All lines below must be repeated exactly, with the pictures omitted.

++++ Materials provided ++++

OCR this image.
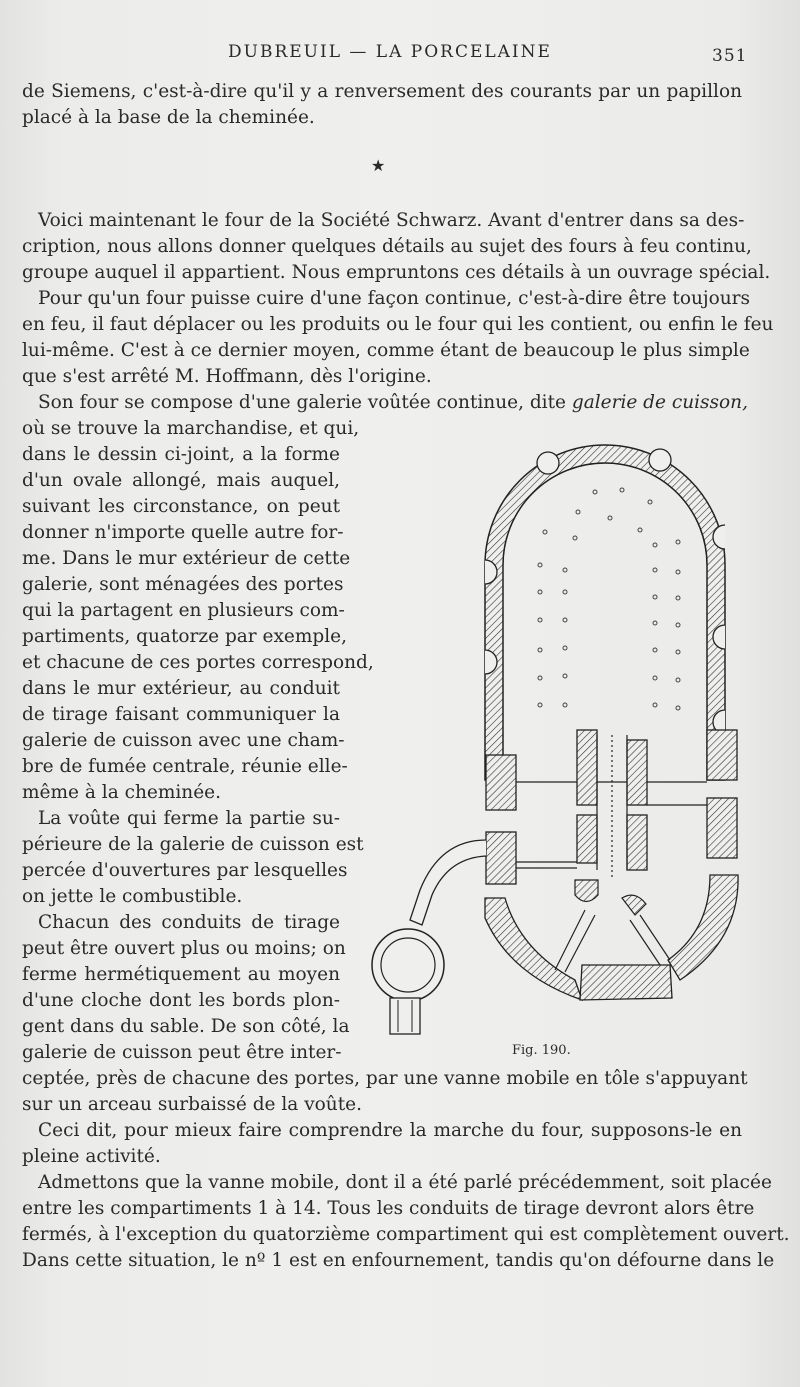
DUBREUIL — LA PORCELAINE	351
de Siemens, c'est-à-dire qu'il y a renversement des courants par un papillon
placé à la base de la cheminée.
★
Voici maintenant le four de la Société Schwarz. Avant d'entrer dans sa des-
cription, nous allons donner quelques détails au sujet des fours à feu continu,
groupe auquel il appartient. Nous empruntons ces détails à un ouvrage spécial.
Pour qu'un four puisse cuire d'une façon continue, c'est-à-dire être toujours
en feu, il faut déplacer ou les produits ou le four qui les contient, ou enfin le feu
lui-même. C'est à ce dernier moyen, comme étant de beaucoup le plus simple
que s'est arrêté M. Hoffmann, dès l'origine.
Son four se compose d'une galerie voûtée continue, dite galerie de cuisson,
où se trouve la marchandise, et qui,
dans le dessin ci-joint, a la forme
d'un ovale allongé, mais auquel,
suivant les circonstance, on peut
donner n'importe quelle autre for-
me. Dans le mur extérieur de cette
galerie, sont ménagées des portes
qui la partagent en plusieurs com-
partiments, quatorze par exemple,
et chacune de ces portes correspond,
dans le mur extérieur, au conduit
de tirage faisant communiquer la
galerie de cuisson avec une cham-
bre de fumée centrale, réunie elle-
même à la cheminée.
La voûte qui ferme la partie su-
périeure de la galerie de cuisson est
percée d'ouvertures par lesquelles
on jette le combustible.
Chacun des conduits de tirage
peut être ouvert plus ou moins; on
ferme hermétiquement au moyen
d'une cloche dont les bords plon-
gent dans du sable. De son côté, la
galerie de cuisson peut être inter-
ceptée, près de chacune des portes, par une vanne mobile en tôle s'appuyant
sur un arceau surbaissé de la voûte.
Ceci dit, pour mieux faire comprendre la marche du four, supposons-le en
pleine activité.
Admettons que la vanne mobile, dont il a été parlé précédemment, soit placée
entre les compartiments 1 à 14. Tous les conduits de tirage devront alors être
fermés, à l'exception du quatorzième compartiment qui est complètement ouvert.
Dans cette situation, le nº 1 est en enfournement, tandis qu'on défourne dans le
Fig. 190.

++++

(Finished exercise):
OCR this image.
DUBREUIL — LA PORCELAINE	351
de Siemens, c'est-à-dire qu'il y a renversement des courants par un papillon
placé à la base de la cheminée.
★
Voici maintenant le four de la Société Schwarz. Avant d'entrer dans sa des-
cription, nous allons donner quelques détails au sujet des fours à feu continu,
groupe auquel il appartient. Nous empruntons ces détails à un ouvrage spécial.
Pour qu'un four puisse cuire d'une façon continue, c'est-à-dire être toujours
en feu, il faut déplacer ou les produits ou le four qui les contient, ou enfin le feu
lui-même. C'est à ce dernier moyen, comme étant de beaucoup le plus simple
que s'est arrêté M. Hoffmann, dès l'origine.
Son four se compose d'une galerie voûtée continue, dite galerie de cuisson,
où se trouve la marchandise, et qui,
dans le dessin ci-joint, a la forme
d'un ovale allongé, mais auquel,
suivant les circonstance, on peut
donner n'importe quelle autre for-
me. Dans le mur extérieur de cette
galerie, sont ménagées des portes
qui la partagent en plusieurs com-
partiments, quatorze par exemple,
et chacune de ces portes correspond,
dans le mur extérieur, au conduit
de tirage faisant communiquer la
galerie de cuisson avec une cham-
bre de fumée centrale, réunie elle-
même à la cheminée.
La voûte qui ferme la partie su-
périeure de la galerie de cuisson est
percée d'ouvertures par lesquelles
on jette le combustible.
Chacun des conduits de tirage
peut être ouvert plus ou moins; on
ferme hermétiquement au moyen
d'une cloche dont les bords plon-
gent dans du sable. De son côté, la
galerie de cuisson peut être inter-
ceptée, près de chacune des portes, par une vanne mobile en tôle s'appuyant
sur un arceau surbaissé de la voûte.
Ceci dit, pour mieux faire comprendre la marche du four, supposons-le en
pleine activité.
Admettons que la vanne mobile, dont il a été parlé précédemment, soit placée
entre les compartiments 1 à 14. Tous les conduits de tirage devront alors être
fermés, à l'exception du quatorzième compartiment qui est complètement ouvert.
Dans cette situation, le nº 1 est en enfournement, tandis qu'on défourne dans le
Fig. 190.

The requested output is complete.